── SOURCE MATERIAL

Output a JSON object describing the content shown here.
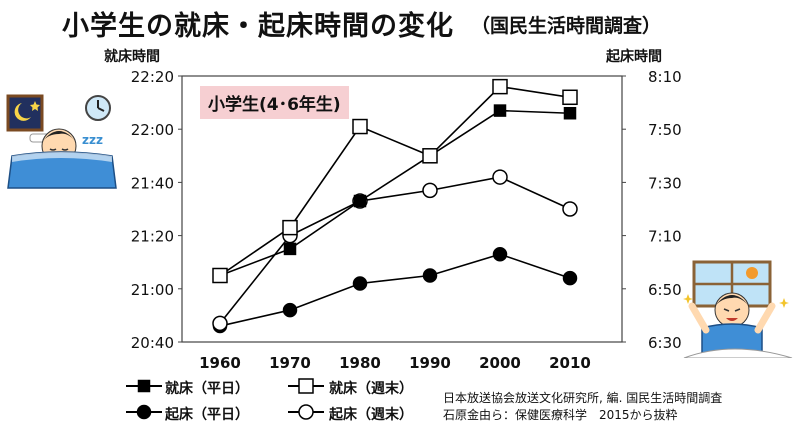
{
  "title": "小学生の就床・起床時間の変化",
  "subtitle": "（国民生活時間調査）",
  "subset_label": "小学生(4･6年生)",
  "source_lines": [
    "日本放送協会放送文化研究所, 編. 国民生活時間調査",
    "石原金由ら：保健医療科学　2015から抜粋"
  ],
  "chart_data": {
    "type": "line",
    "title": "小学生の就床・起床時間の変化",
    "x": [
      1960,
      1970,
      1980,
      1990,
      2000,
      2010
    ],
    "x_tick_labels": [
      "1960",
      "1970",
      "1980",
      "1990",
      "2000",
      "2010"
    ],
    "y_left_label": "就床時間",
    "y_left_ticks": [
      "20:40",
      "21:00",
      "21:20",
      "21:40",
      "22:00",
      "22:20"
    ],
    "y_left_range_minutes": [
      1240,
      1340
    ],
    "y_right_label": "起床時間",
    "y_right_ticks": [
      "6:30",
      "6:50",
      "7:10",
      "7:30",
      "7:50",
      "8:10"
    ],
    "y_right_range_minutes": [
      390,
      490
    ],
    "grid": false,
    "legend_position": "bottom",
    "series": [
      {
        "name": "就床（平日）",
        "axis": "left",
        "marker": "filled-square",
        "values": [
          "21:05",
          "21:15",
          "21:33",
          "21:50",
          "22:07",
          "22:06"
        ]
      },
      {
        "name": "就床（週末）",
        "axis": "left",
        "marker": "open-square",
        "values": [
          "21:05",
          "21:23",
          "22:01",
          "21:50",
          "22:16",
          "22:12"
        ]
      },
      {
        "name": "起床（平日）",
        "axis": "right",
        "marker": "filled-circle",
        "values": [
          "6:36",
          "6:42",
          "6:52",
          "6:55",
          "7:03",
          "6:54"
        ]
      },
      {
        "name": "起床（週末）",
        "axis": "right",
        "marker": "open-circle",
        "values": [
          "6:37",
          "7:10",
          "7:23",
          "7:27",
          "7:32",
          "7:20"
        ]
      }
    ]
  }
}
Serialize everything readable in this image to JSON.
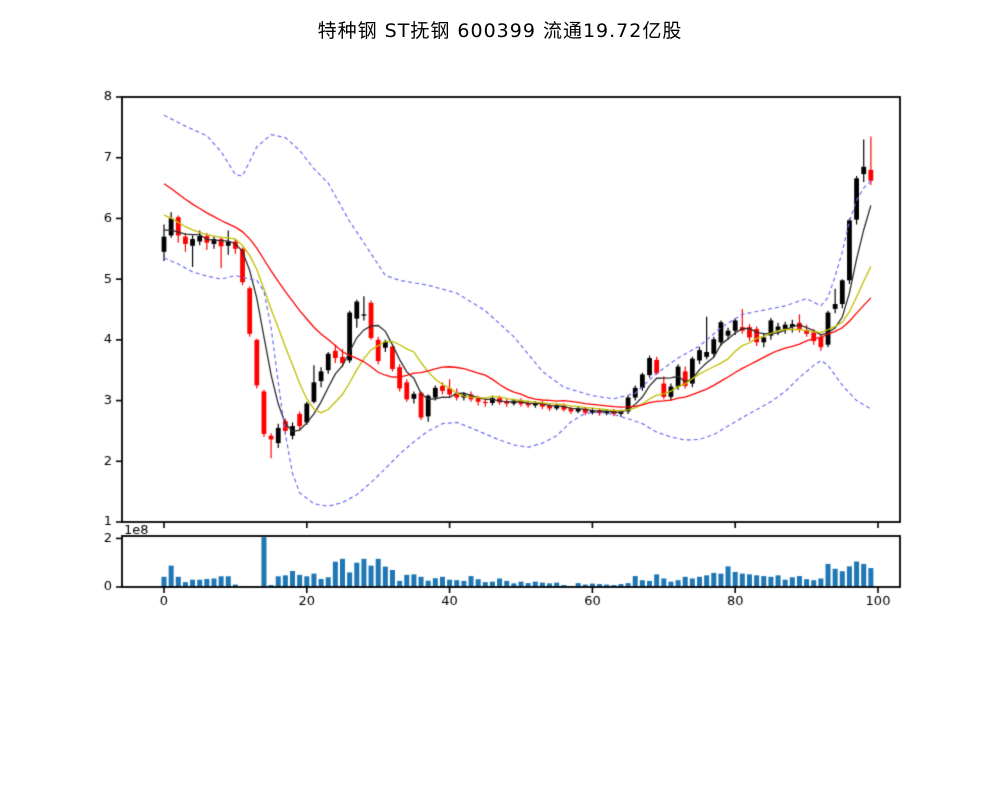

────

WHAT YOU ARE ASKED TO DO: Drop the pictures and reproduce the rest of the entries above exactly.

FINAL RESULT:
Output a JSON object describing the content shown here.
{
  "title": "小学生の就床・起床時間の変化",
  "subtitle": "（国民生活時間調査）",
  "subset_label": "小学生(4･6年生)",
  "source_lines": [
    "日本放送協会放送文化研究所, 編. 国民生活時間調査",
    "石原金由ら：保健医療科学　2015から抜粋"
  ],
  "chart_data": {
    "type": "line",
    "title": "小学生の就床・起床時間の変化",
    "x": [
      1960,
      1970,
      1980,
      1990,
      2000,
      2010
    ],
    "x_tick_labels": [
      "1960",
      "1970",
      "1980",
      "1990",
      "2000",
      "2010"
    ],
    "y_left_label": "就床時間",
    "y_left_ticks": [
      "20:40",
      "21:00",
      "21:20",
      "21:40",
      "22:00",
      "22:20"
    ],
    "y_left_range_minutes": [
      1240,
      1340
    ],
    "y_right_label": "起床時間",
    "y_right_ticks": [
      "6:30",
      "6:50",
      "7:10",
      "7:30",
      "7:50",
      "8:10"
    ],
    "y_right_range_minutes": [
      390,
      490
    ],
    "grid": false,
    "legend_position": "bottom",
    "series": [
      {
        "name": "就床（平日）",
        "axis": "left",
        "marker": "filled-square",
        "values": [
          "21:05",
          "21:15",
          "21:33",
          "21:50",
          "22:07",
          "22:06"
        ]
      },
      {
        "name": "就床（週末）",
        "axis": "left",
        "marker": "open-square",
        "values": [
          "21:05",
          "21:23",
          "22:01",
          "21:50",
          "22:16",
          "22:12"
        ]
      },
      {
        "name": "起床（平日）",
        "axis": "right",
        "marker": "filled-circle",
        "values": [
          "6:36",
          "6:42",
          "6:52",
          "6:55",
          "7:03",
          "6:54"
        ]
      },
      {
        "name": "起床（週末）",
        "axis": "right",
        "marker": "open-circle",
        "values": [
          "6:37",
          "7:10",
          "7:23",
          "7:27",
          "7:32",
          "7:20"
        ]
      }
    ]
  }
}
Serialize everything readable in this image to JSON.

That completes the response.